» **STATED TASK**
Reproduce the following material exactly, including every line.

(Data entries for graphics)
----------------

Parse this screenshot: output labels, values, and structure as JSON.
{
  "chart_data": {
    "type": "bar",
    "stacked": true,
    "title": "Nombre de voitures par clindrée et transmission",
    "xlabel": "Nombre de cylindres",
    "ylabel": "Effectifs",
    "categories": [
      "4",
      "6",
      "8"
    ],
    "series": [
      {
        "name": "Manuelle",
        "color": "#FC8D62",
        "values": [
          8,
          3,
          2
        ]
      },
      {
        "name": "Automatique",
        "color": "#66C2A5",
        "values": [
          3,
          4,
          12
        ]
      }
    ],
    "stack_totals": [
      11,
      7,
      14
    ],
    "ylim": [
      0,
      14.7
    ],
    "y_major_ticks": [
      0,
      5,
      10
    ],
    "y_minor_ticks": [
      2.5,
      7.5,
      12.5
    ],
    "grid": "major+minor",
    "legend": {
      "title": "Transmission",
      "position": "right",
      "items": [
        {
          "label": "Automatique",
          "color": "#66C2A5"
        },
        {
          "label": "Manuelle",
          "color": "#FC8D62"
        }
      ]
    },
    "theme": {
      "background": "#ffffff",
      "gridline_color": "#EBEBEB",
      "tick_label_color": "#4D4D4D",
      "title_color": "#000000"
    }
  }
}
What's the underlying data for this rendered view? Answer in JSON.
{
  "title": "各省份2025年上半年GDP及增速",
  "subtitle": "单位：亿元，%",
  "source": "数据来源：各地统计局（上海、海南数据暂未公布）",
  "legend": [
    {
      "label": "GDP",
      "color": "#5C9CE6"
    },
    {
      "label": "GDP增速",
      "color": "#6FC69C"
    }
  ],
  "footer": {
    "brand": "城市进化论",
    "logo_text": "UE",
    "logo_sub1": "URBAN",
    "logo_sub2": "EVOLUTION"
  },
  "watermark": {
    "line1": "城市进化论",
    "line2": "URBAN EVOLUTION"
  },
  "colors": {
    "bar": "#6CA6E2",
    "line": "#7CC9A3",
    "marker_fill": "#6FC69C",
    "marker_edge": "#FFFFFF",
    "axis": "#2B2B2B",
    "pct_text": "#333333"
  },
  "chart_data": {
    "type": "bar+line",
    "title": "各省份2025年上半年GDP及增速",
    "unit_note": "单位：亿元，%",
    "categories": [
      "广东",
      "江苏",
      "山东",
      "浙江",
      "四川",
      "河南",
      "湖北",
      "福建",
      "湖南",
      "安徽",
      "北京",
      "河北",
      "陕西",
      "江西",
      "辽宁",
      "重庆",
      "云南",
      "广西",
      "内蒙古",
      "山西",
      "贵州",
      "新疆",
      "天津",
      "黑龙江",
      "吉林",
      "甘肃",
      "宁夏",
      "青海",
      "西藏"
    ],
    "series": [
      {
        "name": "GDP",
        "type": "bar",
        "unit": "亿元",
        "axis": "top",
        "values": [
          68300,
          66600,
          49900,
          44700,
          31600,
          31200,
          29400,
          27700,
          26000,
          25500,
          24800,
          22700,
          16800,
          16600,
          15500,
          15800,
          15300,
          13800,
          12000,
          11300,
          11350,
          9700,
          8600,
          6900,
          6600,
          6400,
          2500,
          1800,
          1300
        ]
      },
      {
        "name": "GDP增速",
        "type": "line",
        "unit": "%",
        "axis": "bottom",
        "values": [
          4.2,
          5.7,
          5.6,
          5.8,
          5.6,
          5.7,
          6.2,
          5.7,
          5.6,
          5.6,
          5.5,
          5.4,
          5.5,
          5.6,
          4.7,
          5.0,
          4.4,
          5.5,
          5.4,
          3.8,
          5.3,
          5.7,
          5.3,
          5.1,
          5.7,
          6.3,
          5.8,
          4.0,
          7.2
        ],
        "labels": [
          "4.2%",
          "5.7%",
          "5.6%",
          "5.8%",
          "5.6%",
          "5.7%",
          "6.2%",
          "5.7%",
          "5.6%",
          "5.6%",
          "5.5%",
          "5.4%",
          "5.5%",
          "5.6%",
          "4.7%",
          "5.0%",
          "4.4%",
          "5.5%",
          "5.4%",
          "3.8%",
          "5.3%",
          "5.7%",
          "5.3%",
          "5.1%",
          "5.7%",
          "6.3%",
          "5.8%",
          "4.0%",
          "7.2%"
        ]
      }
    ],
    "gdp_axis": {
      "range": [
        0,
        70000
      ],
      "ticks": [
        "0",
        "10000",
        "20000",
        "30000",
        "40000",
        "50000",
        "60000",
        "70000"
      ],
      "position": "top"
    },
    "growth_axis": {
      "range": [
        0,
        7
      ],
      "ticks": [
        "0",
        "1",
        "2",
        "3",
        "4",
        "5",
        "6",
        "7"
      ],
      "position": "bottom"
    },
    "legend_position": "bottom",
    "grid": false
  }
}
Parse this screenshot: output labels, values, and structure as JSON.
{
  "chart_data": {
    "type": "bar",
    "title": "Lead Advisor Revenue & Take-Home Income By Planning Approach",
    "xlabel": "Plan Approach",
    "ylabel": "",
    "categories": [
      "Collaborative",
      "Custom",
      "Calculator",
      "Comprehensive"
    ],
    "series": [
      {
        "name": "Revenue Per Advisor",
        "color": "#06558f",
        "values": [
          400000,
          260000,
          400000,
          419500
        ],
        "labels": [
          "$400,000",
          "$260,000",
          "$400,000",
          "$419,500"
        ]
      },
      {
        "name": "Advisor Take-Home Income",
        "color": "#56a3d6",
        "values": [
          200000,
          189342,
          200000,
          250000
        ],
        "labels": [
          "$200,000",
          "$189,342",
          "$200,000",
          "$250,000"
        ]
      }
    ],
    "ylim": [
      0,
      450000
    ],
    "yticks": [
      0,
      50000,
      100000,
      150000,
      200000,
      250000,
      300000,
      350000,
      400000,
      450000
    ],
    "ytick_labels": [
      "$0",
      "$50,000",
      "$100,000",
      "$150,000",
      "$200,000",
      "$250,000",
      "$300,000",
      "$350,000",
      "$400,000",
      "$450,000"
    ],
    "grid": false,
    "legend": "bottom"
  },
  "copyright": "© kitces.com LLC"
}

----------------

» **ANSWER TO THE EXERCISE**
Parse this screenshot: output labels, values, and structure as JSON.
{
  "chart_data": {
    "type": "bar",
    "stacked": true,
    "title": "Nombre de voitures par clindrée et transmission",
    "xlabel": "Nombre de cylindres",
    "ylabel": "Effectifs",
    "categories": [
      "4",
      "6",
      "8"
    ],
    "series": [
      {
        "name": "Manuelle",
        "color": "#FC8D62",
        "values": [
          8,
          3,
          2
        ]
      },
      {
        "name": "Automatique",
        "color": "#66C2A5",
        "values": [
          3,
          4,
          12
        ]
      }
    ],
    "stack_totals": [
      11,
      7,
      14
    ],
    "ylim": [
      0,
      14.7
    ],
    "y_major_ticks": [
      0,
      5,
      10
    ],
    "y_minor_ticks": [
      2.5,
      7.5,
      12.5
    ],
    "grid": "major+minor",
    "legend": {
      "title": "Transmission",
      "position": "right",
      "items": [
        {
          "label": "Automatique",
          "color": "#66C2A5"
        },
        {
          "label": "Manuelle",
          "color": "#FC8D62"
        }
      ]
    },
    "theme": {
      "background": "#ffffff",
      "gridline_color": "#EBEBEB",
      "tick_label_color": "#4D4D4D",
      "title_color": "#000000"
    }
  }
}
What's the underlying data for this rendered view? Answer in JSON.
{
  "title": "各省份2025年上半年GDP及增速",
  "subtitle": "单位：亿元，%",
  "source": "数据来源：各地统计局（上海、海南数据暂未公布）",
  "legend": [
    {
      "label": "GDP",
      "color": "#5C9CE6"
    },
    {
      "label": "GDP增速",
      "color": "#6FC69C"
    }
  ],
  "footer": {
    "brand": "城市进化论",
    "logo_text": "UE",
    "logo_sub1": "URBAN",
    "logo_sub2": "EVOLUTION"
  },
  "watermark": {
    "line1": "城市进化论",
    "line2": "URBAN EVOLUTION"
  },
  "colors": {
    "bar": "#6CA6E2",
    "line": "#7CC9A3",
    "marker_fill": "#6FC69C",
    "marker_edge": "#FFFFFF",
    "axis": "#2B2B2B",
    "pct_text": "#333333"
  },
  "chart_data": {
    "type": "bar+line",
    "title": "各省份2025年上半年GDP及增速",
    "unit_note": "单位：亿元，%",
    "categories": [
      "广东",
      "江苏",
      "山东",
      "浙江",
      "四川",
      "河南",
      "湖北",
      "福建",
      "湖南",
      "安徽",
      "北京",
      "河北",
      "陕西",
      "江西",
      "辽宁",
      "重庆",
      "云南",
      "广西",
      "内蒙古",
      "山西",
      "贵州",
      "新疆",
      "天津",
      "黑龙江",
      "吉林",
      "甘肃",
      "宁夏",
      "青海",
      "西藏"
    ],
    "series": [
      {
        "name": "GDP",
        "type": "bar",
        "unit": "亿元",
        "axis": "top",
        "values": [
          68300,
          66600,
          49900,
          44700,
          31600,
          31200,
          29400,
          27700,
          26000,
          25500,
          24800,
          22700,
          16800,
          16600,
          15500,
          15800,
          15300,
          13800,
          12000,
          11300,
          11350,
          9700,
          8600,
          6900,
          6600,
          6400,
          2500,
          1800,
          1300
        ]
      },
      {
        "name": "GDP增速",
        "type": "line",
        "unit": "%",
        "axis": "bottom",
        "values": [
          4.2,
          5.7,
          5.6,
          5.8,
          5.6,
          5.7,
          6.2,
          5.7,
          5.6,
          5.6,
          5.5,
          5.4,
          5.5,
          5.6,
          4.7,
          5.0,
          4.4,
          5.5,
          5.4,
          3.8,
          5.3,
          5.7,
          5.3,
          5.1,
          5.7,
          6.3,
          5.8,
          4.0,
          7.2
        ],
        "labels": [
          "4.2%",
          "5.7%",
          "5.6%",
          "5.8%",
          "5.6%",
          "5.7%",
          "6.2%",
          "5.7%",
          "5.6%",
          "5.6%",
          "5.5%",
          "5.4%",
          "5.5%",
          "5.6%",
          "4.7%",
          "5.0%",
          "4.4%",
          "5.5%",
          "5.4%",
          "3.8%",
          "5.3%",
          "5.7%",
          "5.3%",
          "5.1%",
          "5.7%",
          "6.3%",
          "5.8%",
          "4.0%",
          "7.2%"
        ]
      }
    ],
    "gdp_axis": {
      "range": [
        0,
        70000
      ],
      "ticks": [
        "0",
        "10000",
        "20000",
        "30000",
        "40000",
        "50000",
        "60000",
        "70000"
      ],
      "position": "top"
    },
    "growth_axis": {
      "range": [
        0,
        7
      ],
      "ticks": [
        "0",
        "1",
        "2",
        "3",
        "4",
        "5",
        "6",
        "7"
      ],
      "position": "bottom"
    },
    "legend_position": "bottom",
    "grid": false
  }
}
Parse this screenshot: output labels, values, and structure as JSON.
{
  "chart_data": {
    "type": "bar",
    "title": "Lead Advisor Revenue & Take-Home Income By Planning Approach",
    "xlabel": "Plan Approach",
    "ylabel": "",
    "categories": [
      "Collaborative",
      "Custom",
      "Calculator",
      "Comprehensive"
    ],
    "series": [
      {
        "name": "Revenue Per Advisor",
        "color": "#06558f",
        "values": [
          400000,
          260000,
          400000,
          419500
        ],
        "labels": [
          "$400,000",
          "$260,000",
          "$400,000",
          "$419,500"
        ]
      },
      {
        "name": "Advisor Take-Home Income",
        "color": "#56a3d6",
        "values": [
          200000,
          189342,
          200000,
          250000
        ],
        "labels": [
          "$200,000",
          "$189,342",
          "$200,000",
          "$250,000"
        ]
      }
    ],
    "ylim": [
      0,
      450000
    ],
    "yticks": [
      0,
      50000,
      100000,
      150000,
      200000,
      250000,
      300000,
      350000,
      400000,
      450000
    ],
    "ytick_labels": [
      "$0",
      "$50,000",
      "$100,000",
      "$150,000",
      "$200,000",
      "$250,000",
      "$300,000",
      "$350,000",
      "$400,000",
      "$450,000"
    ],
    "grid": false,
    "legend": "bottom"
  },
  "copyright": "© kitces.com LLC"
}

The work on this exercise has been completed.